(Stored records)
※
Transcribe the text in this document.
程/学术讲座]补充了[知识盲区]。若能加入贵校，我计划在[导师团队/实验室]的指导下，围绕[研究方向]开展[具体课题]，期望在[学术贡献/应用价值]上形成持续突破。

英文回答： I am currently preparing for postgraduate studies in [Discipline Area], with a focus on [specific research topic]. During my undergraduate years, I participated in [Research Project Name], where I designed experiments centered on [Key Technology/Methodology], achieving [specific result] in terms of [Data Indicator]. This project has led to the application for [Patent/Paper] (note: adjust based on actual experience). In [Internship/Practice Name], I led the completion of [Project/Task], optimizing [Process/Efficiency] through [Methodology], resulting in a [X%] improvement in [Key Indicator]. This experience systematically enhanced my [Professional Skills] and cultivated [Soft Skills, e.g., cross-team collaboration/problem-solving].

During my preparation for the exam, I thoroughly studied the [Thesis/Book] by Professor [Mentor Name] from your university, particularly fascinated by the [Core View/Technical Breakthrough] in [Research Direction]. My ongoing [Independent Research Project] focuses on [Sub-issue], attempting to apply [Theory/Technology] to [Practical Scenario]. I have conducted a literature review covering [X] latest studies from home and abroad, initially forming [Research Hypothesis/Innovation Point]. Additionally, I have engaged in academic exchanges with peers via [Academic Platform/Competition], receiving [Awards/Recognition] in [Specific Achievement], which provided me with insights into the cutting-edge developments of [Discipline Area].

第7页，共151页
※
WORK TO BE COMPLETED | Output the listing above word for word.

THE RESULT |
Transcribe the text in this document.
程/学术讲座]补充了[知识盲区]。若能加入贵校，我计划在[导师团队/实验室]的指导下，围绕[研究方向]开展[具体课题]，期望在[学术贡献/应用价值]上形成持续突破。

英文回答： I am currently preparing for postgraduate studies in [Discipline Area], with a focus on [specific research topic]. During my undergraduate years, I participated in [Research Project Name], where I designed experiments centered on [Key Technology/Methodology], achieving [specific result] in terms of [Data Indicator]. This project has led to the application for [Patent/Paper] (note: adjust based on actual experience). In [Internship/Practice Name], I led the completion of [Project/Task], optimizing [Process/Efficiency] through [Methodology], resulting in a [X%] improvement in [Key Indicator]. This experience systematically enhanced my [Professional Skills] and cultivated [Soft Skills, e.g., cross-team collaboration/problem-solving].

During my preparation for the exam, I thoroughly studied the [Thesis/Book] by Professor [Mentor Name] from your university, particularly fascinated by the [Core View/Technical Breakthrough] in [Research Direction]. My ongoing [Independent Research Project] focuses on [Sub-issue], attempting to apply [Theory/Technology] to [Practical Scenario]. I have conducted a literature review covering [X] latest studies from home and abroad, initially forming [Research Hypothesis/Innovation Point]. Additionally, I have engaged in academic exchanges with peers via [Academic Platform/Competition], receiving [Awards/Recognition] in [Specific Achievement], which provided me with insights into the cutting-edge developments of [Discipline Area].

第7页，共151页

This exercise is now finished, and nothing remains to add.